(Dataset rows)
____
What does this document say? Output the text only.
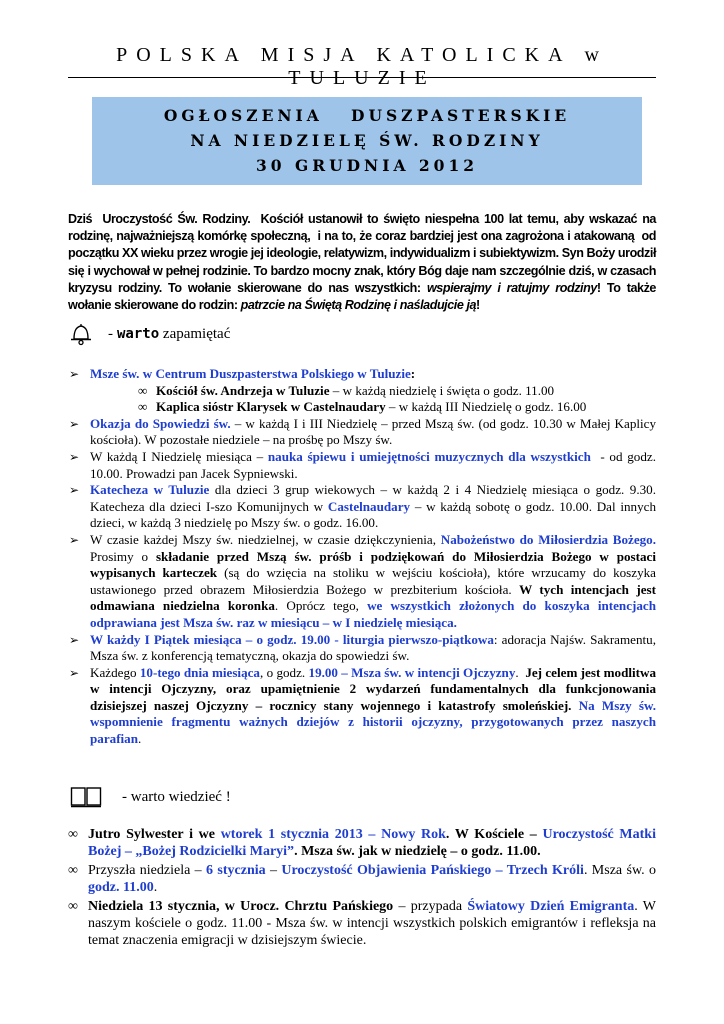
POLSKA MISJA KATOLICKA w TULUZIE
OGŁOSZENIA   DUSZPASTERSKIE
NA NIEDZIELĘ ŚW. RODZINY
30 GRUDNIA 2012
Dziś  Uroczystość Św. Rodziny.  Kościół ustanowił to święto niespełna 100 lat temu, aby wskazać na rodzinę, najważniejszą komórkę społeczną,  i na to, że coraz bardziej jest ona zagrożona i atakowaną  od początku XX wieku przez wrogie jej ideologie, relatywizm, indywidualizm i subiektywizm. Syn Boży urodził się i wychował w pełnej rodzinie. To bardzo mocny znak, który Bóg daje nam szczególnie dziś, w czasach kryzysu rodziny. To wołanie skierowane do nas wszystkich: wspierajmy i ratujmy rodziny! To także wołanie skierowane do rodzin: patrzcie na Świętą Rodzinę i naśladujcie ją!
- warto zapamiętać
➢ Msze św. w Centrum Duszpasterstwa Polskiego w Tuluzie:
∞ Kościół św. Andrzeja w Tuluzie – w każdą niedzielę i święta o godz. 11.00
∞ Kaplica sióstr Klarysek w Castelnaudary – w każdą III Niedzielę o godz. 16.00
➢ Okazja do Spowiedzi św. – w każdą I i III Niedzielę – przed Mszą św. (od godz. 10.30 w Małej Kaplicy kościoła). W pozostałe niedziele – na prośbę po Mszy św.
➢ W każdą I Niedzielę miesiąca – nauka śpiewu i umiejętności muzycznych dla wszystkich  - od godz. 10.00. Prowadzi pan Jacek Sypniewski.
➢ Katecheza w Tuluzie dla dzieci 3 grup wiekowych – w każdą 2 i 4 Niedzielę miesiąca o godz. 9.30. Katecheza dla dzieci I-szo Komunijnych w Castelnaudary – w każdą sobotę o godz. 10.00. Dal innych dzieci, w każdą 3 niedzielę po Mszy św. o godz. 16.00.
➢ W czasie każdej Mszy św. niedzielnej, w czasie dziękczynienia, Nabożeństwo do Miłosierdzia Bożego. Prosimy o składanie przed Mszą św. próśb i podziękowań do Miłosierdzia Bożego w postaci wypisanych karteczek (są do wzięcia na stoliku w wejściu kościoła), które wrzucamy do koszyka ustawionego przed obrazem Miłosierdzia Bożego w prezbiterium kościoła. W tych intencjach jest odmawiana niedzielna koronka. Oprócz tego, we wszystkich złożonych do koszyka intencjach odprawiana jest Msza św. raz w miesiącu – w I niedzielę miesiąca.
➢ W każdy I Piątek miesiąca – o godz. 19.00 - liturgia pierwszo-piątkowa: adoracja Najśw. Sakramentu, Msza św. z konferencją tematyczną, okazja do spowiedzi św.
➢ Każdego 10-tego dnia miesiąca, o godz. 19.00 – Msza św. w intencji Ojczyzny.  Jej celem jest modlitwa w intencji Ojczyzny, oraz upamiętnienie 2 wydarzeń fundamentalnych dla funkcjonowania dzisiejszej naszej Ojczyzny – rocznicy stany wojennego i katastrofy smoleńskiej. Na Mszy św. wspomnienie fragmentu ważnych dziejów z historii ojczyzny, przygotowanych przez naszych parafian.
- warto wiedzieć !
∞ Jutro Sylwester i we wtorek 1 stycznia 2013 – Nowy Rok. W Kościele – Uroczystość Matki Bożej – „Bożej Rodzicielki Maryi”. Msza św. jak w niedzielę – o godz. 11.00.
∞ Przyszła niedziela – 6 stycznia – Uroczystość Objawienia Pańskiego – Trzech Króli. Msza św. o godz. 11.00.
∞ Niedziela 13 stycznia, w Urocz. Chrztu Pańskiego – przypada Światowy Dzień Emigranta. W naszym kościele o godz. 11.00 - Msza św. w intencji wszystkich polskich emigrantów i refleksja na temat znaczenia emigracji w dzisiejszym świecie.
____
> Required work
From the records given above, reproduce all text exactly and exclude each picture.

> Finished task
What does this document say? Output the text only.
POLSKA MISJA KATOLICKA w TULUZIE
OGŁOSZENIA   DUSZPASTERSKIE
NA NIEDZIELĘ ŚW. RODZINY
30 GRUDNIA 2012
Dziś  Uroczystość Św. Rodziny.  Kościół ustanowił to święto niespełna 100 lat temu, aby wskazać na rodzinę, najważniejszą komórkę społeczną,  i na to, że coraz bardziej jest ona zagrożona i atakowaną  od początku XX wieku przez wrogie jej ideologie, relatywizm, indywidualizm i subiektywizm. Syn Boży urodził się i wychował w pełnej rodzinie. To bardzo mocny znak, który Bóg daje nam szczególnie dziś, w czasach kryzysu rodziny. To wołanie skierowane do nas wszystkich: wspierajmy i ratujmy rodziny! To także wołanie skierowane do rodzin: patrzcie na Świętą Rodzinę i naśladujcie ją!
- warto zapamiętać
➢ Msze św. w Centrum Duszpasterstwa Polskiego w Tuluzie:
∞ Kościół św. Andrzeja w Tuluzie – w każdą niedzielę i święta o godz. 11.00
∞ Kaplica sióstr Klarysek w Castelnaudary – w każdą III Niedzielę o godz. 16.00
➢ Okazja do Spowiedzi św. – w każdą I i III Niedzielę – przed Mszą św. (od godz. 10.30 w Małej Kaplicy kościoła). W pozostałe niedziele – na prośbę po Mszy św.
➢ W każdą I Niedzielę miesiąca – nauka śpiewu i umiejętności muzycznych dla wszystkich  - od godz. 10.00. Prowadzi pan Jacek Sypniewski.
➢ Katecheza w Tuluzie dla dzieci 3 grup wiekowych – w każdą 2 i 4 Niedzielę miesiąca o godz. 9.30. Katecheza dla dzieci I-szo Komunijnych w Castelnaudary – w każdą sobotę o godz. 10.00. Dal innych dzieci, w każdą 3 niedzielę po Mszy św. o godz. 16.00.
➢ W czasie każdej Mszy św. niedzielnej, w czasie dziękczynienia, Nabożeństwo do Miłosierdzia Bożego. Prosimy o składanie przed Mszą św. próśb i podziękowań do Miłosierdzia Bożego w postaci wypisanych karteczek (są do wzięcia na stoliku w wejściu kościoła), które wrzucamy do koszyka ustawionego przed obrazem Miłosierdzia Bożego w prezbiterium kościoła. W tych intencjach jest odmawiana niedzielna koronka. Oprócz tego, we wszystkich złożonych do koszyka intencjach odprawiana jest Msza św. raz w miesiącu – w I niedzielę miesiąca.
➢ W każdy I Piątek miesiąca – o godz. 19.00 - liturgia pierwszo-piątkowa: adoracja Najśw. Sakramentu, Msza św. z konferencją tematyczną, okazja do spowiedzi św.
➢ Każdego 10-tego dnia miesiąca, o godz. 19.00 – Msza św. w intencji Ojczyzny.  Jej celem jest modlitwa w intencji Ojczyzny, oraz upamiętnienie 2 wydarzeń fundamentalnych dla funkcjonowania dzisiejszej naszej Ojczyzny – rocznicy stany wojennego i katastrofy smoleńskiej. Na Mszy św. wspomnienie fragmentu ważnych dziejów z historii ojczyzny, przygotowanych przez naszych parafian.
- warto wiedzieć !
∞ Jutro Sylwester i we wtorek 1 stycznia 2013 – Nowy Rok. W Kościele – Uroczystość Matki Bożej – „Bożej Rodzicielki Maryi”. Msza św. jak w niedzielę – o godz. 11.00.
∞ Przyszła niedziela – 6 stycznia – Uroczystość Objawienia Pańskiego – Trzech Króli. Msza św. o godz. 11.00.
∞ Niedziela 13 stycznia, w Urocz. Chrztu Pańskiego – przypada Światowy Dzień Emigranta. W naszym kościele o godz. 11.00 - Msza św. w intencji wszystkich polskich emigrantów i refleksja na temat znaczenia emigracji w dzisiejszym świecie.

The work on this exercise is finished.